Stated exercise = The records below are to be quoted in full; please keep every word exact.

Source data =
□ □ □ □
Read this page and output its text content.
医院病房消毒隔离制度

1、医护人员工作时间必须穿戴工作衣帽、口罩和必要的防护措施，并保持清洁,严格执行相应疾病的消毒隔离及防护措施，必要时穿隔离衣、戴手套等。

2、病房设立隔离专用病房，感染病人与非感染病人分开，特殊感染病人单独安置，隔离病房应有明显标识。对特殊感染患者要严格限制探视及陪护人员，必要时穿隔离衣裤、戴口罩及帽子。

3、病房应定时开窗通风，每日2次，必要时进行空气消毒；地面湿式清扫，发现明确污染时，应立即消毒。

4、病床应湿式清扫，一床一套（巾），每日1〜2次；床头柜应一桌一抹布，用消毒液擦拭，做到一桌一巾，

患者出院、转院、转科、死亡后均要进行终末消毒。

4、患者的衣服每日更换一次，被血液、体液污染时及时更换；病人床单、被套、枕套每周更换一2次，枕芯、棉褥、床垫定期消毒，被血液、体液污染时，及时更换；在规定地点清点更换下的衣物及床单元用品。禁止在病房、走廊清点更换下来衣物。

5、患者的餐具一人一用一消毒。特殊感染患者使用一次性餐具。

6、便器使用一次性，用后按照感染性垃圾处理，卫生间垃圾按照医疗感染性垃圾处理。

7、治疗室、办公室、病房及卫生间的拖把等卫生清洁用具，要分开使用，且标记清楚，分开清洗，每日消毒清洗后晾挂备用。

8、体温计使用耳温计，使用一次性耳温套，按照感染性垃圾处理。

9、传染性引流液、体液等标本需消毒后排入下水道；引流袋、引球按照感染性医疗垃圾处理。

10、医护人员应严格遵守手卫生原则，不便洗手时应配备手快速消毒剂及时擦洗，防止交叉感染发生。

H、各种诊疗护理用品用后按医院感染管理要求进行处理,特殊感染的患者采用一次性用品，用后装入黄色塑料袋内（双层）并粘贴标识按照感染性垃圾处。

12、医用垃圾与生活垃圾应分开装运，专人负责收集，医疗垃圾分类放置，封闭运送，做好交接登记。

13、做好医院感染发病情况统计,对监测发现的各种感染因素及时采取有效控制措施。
□ □ □ □
Result =
Read this page and output its text content.
医院病房消毒隔离制度

1、医护人员工作时间必须穿戴工作衣帽、口罩和必要的防护措施，并保持清洁,严格执行相应疾病的消毒隔离及防护措施，必要时穿隔离衣、戴手套等。

2、病房设立隔离专用病房，感染病人与非感染病人分开，特殊感染病人单独安置，隔离病房应有明显标识。对特殊感染患者要严格限制探视及陪护人员，必要时穿隔离衣裤、戴口罩及帽子。

3、病房应定时开窗通风，每日2次，必要时进行空气消毒；地面湿式清扫，发现明确污染时，应立即消毒。

4、病床应湿式清扫，一床一套（巾），每日1〜2次；床头柜应一桌一抹布，用消毒液擦拭，做到一桌一巾，

患者出院、转院、转科、死亡后均要进行终末消毒。

4、患者的衣服每日更换一次，被血液、体液污染时及时更换；病人床单、被套、枕套每周更换一2次，枕芯、棉褥、床垫定期消毒，被血液、体液污染时，及时更换；在规定地点清点更换下的衣物及床单元用品。禁止在病房、走廊清点更换下来衣物。

5、患者的餐具一人一用一消毒。特殊感染患者使用一次性餐具。

6、便器使用一次性，用后按照感染性垃圾处理，卫生间垃圾按照医疗感染性垃圾处理。

7、治疗室、办公室、病房及卫生间的拖把等卫生清洁用具，要分开使用，且标记清楚，分开清洗，每日消毒清洗后晾挂备用。

8、体温计使用耳温计，使用一次性耳温套，按照感染性垃圾处理。

9、传染性引流液、体液等标本需消毒后排入下水道；引流袋、引球按照感染性医疗垃圾处理。

10、医护人员应严格遵守手卫生原则，不便洗手时应配备手快速消毒剂及时擦洗，防止交叉感染发生。

H、各种诊疗护理用品用后按医院感染管理要求进行处理,特殊感染的患者采用一次性用品，用后装入黄色塑料袋内（双层）并粘贴标识按照感染性垃圾处。

12、医用垃圾与生活垃圾应分开装运，专人负责收集，医疗垃圾分类放置，封闭运送，做好交接登记。

13、做好医院感染发病情况统计,对监测发现的各种感染因素及时采取有效控制措施。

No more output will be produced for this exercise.